#### Input rows:

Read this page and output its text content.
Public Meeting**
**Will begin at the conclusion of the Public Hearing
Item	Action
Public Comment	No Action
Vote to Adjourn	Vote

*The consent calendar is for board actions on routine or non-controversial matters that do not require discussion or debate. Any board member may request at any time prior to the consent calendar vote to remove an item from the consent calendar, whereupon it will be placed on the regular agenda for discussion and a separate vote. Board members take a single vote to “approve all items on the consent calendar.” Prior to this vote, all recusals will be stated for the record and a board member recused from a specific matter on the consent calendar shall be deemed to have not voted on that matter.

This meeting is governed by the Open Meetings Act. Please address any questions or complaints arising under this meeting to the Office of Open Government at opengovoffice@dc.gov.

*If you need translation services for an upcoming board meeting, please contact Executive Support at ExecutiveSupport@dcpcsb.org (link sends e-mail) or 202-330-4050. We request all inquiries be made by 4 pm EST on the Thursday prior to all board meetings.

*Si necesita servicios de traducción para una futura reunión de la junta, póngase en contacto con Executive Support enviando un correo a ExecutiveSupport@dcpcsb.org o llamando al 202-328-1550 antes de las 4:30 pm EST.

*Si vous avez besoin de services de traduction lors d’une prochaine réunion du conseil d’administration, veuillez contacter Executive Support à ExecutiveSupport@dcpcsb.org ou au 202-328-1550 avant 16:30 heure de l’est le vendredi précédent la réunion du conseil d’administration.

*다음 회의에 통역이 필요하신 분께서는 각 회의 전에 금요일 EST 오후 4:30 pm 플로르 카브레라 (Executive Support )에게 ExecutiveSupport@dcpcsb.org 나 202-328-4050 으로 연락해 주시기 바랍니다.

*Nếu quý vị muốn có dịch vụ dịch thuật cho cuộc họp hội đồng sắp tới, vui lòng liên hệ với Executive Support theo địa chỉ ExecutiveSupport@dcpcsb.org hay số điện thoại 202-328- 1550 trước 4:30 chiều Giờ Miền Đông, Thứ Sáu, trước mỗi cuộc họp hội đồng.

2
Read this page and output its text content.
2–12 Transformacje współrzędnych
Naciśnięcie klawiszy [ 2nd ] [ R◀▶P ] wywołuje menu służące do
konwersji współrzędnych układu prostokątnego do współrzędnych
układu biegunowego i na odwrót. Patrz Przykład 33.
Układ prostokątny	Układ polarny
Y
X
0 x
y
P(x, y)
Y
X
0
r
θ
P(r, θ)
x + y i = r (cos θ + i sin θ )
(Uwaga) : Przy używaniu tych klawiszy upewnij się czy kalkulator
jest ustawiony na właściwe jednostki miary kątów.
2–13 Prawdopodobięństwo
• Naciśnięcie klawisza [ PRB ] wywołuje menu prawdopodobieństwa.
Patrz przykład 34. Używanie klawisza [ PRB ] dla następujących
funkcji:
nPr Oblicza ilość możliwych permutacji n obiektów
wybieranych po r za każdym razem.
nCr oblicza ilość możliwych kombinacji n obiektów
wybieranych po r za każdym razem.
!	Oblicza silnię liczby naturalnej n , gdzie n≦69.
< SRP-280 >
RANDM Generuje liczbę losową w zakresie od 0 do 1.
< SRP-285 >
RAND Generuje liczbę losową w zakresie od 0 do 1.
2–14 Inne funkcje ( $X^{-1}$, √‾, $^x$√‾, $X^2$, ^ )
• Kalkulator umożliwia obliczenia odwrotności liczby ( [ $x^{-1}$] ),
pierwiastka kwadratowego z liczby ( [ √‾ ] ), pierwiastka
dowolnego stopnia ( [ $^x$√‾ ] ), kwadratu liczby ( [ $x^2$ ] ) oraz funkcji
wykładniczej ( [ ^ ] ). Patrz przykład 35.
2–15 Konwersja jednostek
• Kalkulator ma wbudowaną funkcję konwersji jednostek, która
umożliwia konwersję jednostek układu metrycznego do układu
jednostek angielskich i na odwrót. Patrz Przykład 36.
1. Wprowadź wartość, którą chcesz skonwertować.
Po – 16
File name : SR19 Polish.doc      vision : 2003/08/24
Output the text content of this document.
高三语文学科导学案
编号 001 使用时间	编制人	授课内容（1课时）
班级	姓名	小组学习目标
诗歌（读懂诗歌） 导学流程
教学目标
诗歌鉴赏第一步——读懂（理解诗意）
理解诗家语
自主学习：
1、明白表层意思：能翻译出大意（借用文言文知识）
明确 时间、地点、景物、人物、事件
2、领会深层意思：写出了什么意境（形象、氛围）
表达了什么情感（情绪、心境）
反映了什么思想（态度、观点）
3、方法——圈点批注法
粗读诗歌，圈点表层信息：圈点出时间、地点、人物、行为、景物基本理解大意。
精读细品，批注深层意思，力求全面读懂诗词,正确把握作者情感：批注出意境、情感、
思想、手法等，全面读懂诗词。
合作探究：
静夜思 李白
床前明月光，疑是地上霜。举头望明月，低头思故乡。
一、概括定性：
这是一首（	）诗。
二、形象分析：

#### Exercise:
Reproduce the full listing exactly.

#### Output for this task:
Read this page and output its text content.
Public Meeting**
**Will begin at the conclusion of the Public Hearing
Item	Action
Public Comment	No Action
Vote to Adjourn	Vote

*The consent calendar is for board actions on routine or non-controversial matters that do not require discussion or debate. Any board member may request at any time prior to the consent calendar vote to remove an item from the consent calendar, whereupon it will be placed on the regular agenda for discussion and a separate vote. Board members take a single vote to “approve all items on the consent calendar.” Prior to this vote, all recusals will be stated for the record and a board member recused from a specific matter on the consent calendar shall be deemed to have not voted on that matter.

This meeting is governed by the Open Meetings Act. Please address any questions or complaints arising under this meeting to the Office of Open Government at opengovoffice@dc.gov.

*If you need translation services for an upcoming board meeting, please contact Executive Support at ExecutiveSupport@dcpcsb.org (link sends e-mail) or 202-330-4050. We request all inquiries be made by 4 pm EST on the Thursday prior to all board meetings.

*Si necesita servicios de traducción para una futura reunión de la junta, póngase en contacto con Executive Support enviando un correo a ExecutiveSupport@dcpcsb.org o llamando al 202-328-1550 antes de las 4:30 pm EST.

*Si vous avez besoin de services de traduction lors d’une prochaine réunion du conseil d’administration, veuillez contacter Executive Support à ExecutiveSupport@dcpcsb.org ou au 202-328-1550 avant 16:30 heure de l’est le vendredi précédent la réunion du conseil d’administration.

*다음 회의에 통역이 필요하신 분께서는 각 회의 전에 금요일 EST 오후 4:30 pm 플로르 카브레라 (Executive Support )에게 ExecutiveSupport@dcpcsb.org 나 202-328-4050 으로 연락해 주시기 바랍니다.

*Nếu quý vị muốn có dịch vụ dịch thuật cho cuộc họp hội đồng sắp tới, vui lòng liên hệ với Executive Support theo địa chỉ ExecutiveSupport@dcpcsb.org hay số điện thoại 202-328- 1550 trước 4:30 chiều Giờ Miền Đông, Thứ Sáu, trước mỗi cuộc họp hội đồng.

2
Read this page and output its text content.
2–12 Transformacje współrzędnych
Naciśnięcie klawiszy [ 2nd ] [ R◀▶P ] wywołuje menu służące do
konwersji współrzędnych układu prostokątnego do współrzędnych
układu biegunowego i na odwrót. Patrz Przykład 33.
Układ prostokątny	Układ polarny
Y
X
0 x
y
P(x, y)
Y
X
0
r
θ
P(r, θ)
x + y i = r (cos θ + i sin θ )
(Uwaga) : Przy używaniu tych klawiszy upewnij się czy kalkulator
jest ustawiony na właściwe jednostki miary kątów.
2–13 Prawdopodobięństwo
• Naciśnięcie klawisza [ PRB ] wywołuje menu prawdopodobieństwa.
Patrz przykład 34. Używanie klawisza [ PRB ] dla następujących
funkcji:
nPr Oblicza ilość możliwych permutacji n obiektów
wybieranych po r za każdym razem.
nCr oblicza ilość możliwych kombinacji n obiektów
wybieranych po r za każdym razem.
!	Oblicza silnię liczby naturalnej n , gdzie n≦69.
< SRP-280 >
RANDM Generuje liczbę losową w zakresie od 0 do 1.
< SRP-285 >
RAND Generuje liczbę losową w zakresie od 0 do 1.
2–14 Inne funkcje ( $X^{-1}$, √‾, $^x$√‾, $X^2$, ^ )
• Kalkulator umożliwia obliczenia odwrotności liczby ( [ $x^{-1}$] ),
pierwiastka kwadratowego z liczby ( [ √‾ ] ), pierwiastka
dowolnego stopnia ( [ $^x$√‾ ] ), kwadratu liczby ( [ $x^2$ ] ) oraz funkcji
wykładniczej ( [ ^ ] ). Patrz przykład 35.
2–15 Konwersja jednostek
• Kalkulator ma wbudowaną funkcję konwersji jednostek, która
umożliwia konwersję jednostek układu metrycznego do układu
jednostek angielskich i na odwrót. Patrz Przykład 36.
1. Wprowadź wartość, którą chcesz skonwertować.
Po – 16
File name : SR19 Polish.doc      vision : 2003/08/24
Output the text content of this document.
高三语文学科导学案
编号 001 使用时间	编制人	授课内容（1课时）
班级	姓名	小组学习目标
诗歌（读懂诗歌） 导学流程
教学目标
诗歌鉴赏第一步——读懂（理解诗意）
理解诗家语
自主学习：
1、明白表层意思：能翻译出大意（借用文言文知识）
明确 时间、地点、景物、人物、事件
2、领会深层意思：写出了什么意境（形象、氛围）
表达了什么情感（情绪、心境）
反映了什么思想（态度、观点）
3、方法——圈点批注法
粗读诗歌，圈点表层信息：圈点出时间、地点、人物、行为、景物基本理解大意。
精读细品，批注深层意思，力求全面读懂诗词,正确把握作者情感：批注出意境、情感、
思想、手法等，全面读懂诗词。
合作探究：
静夜思 李白
床前明月光，疑是地上霜。举头望明月，低头思故乡。
一、概括定性：
这是一首（	）诗。
二、形象分析：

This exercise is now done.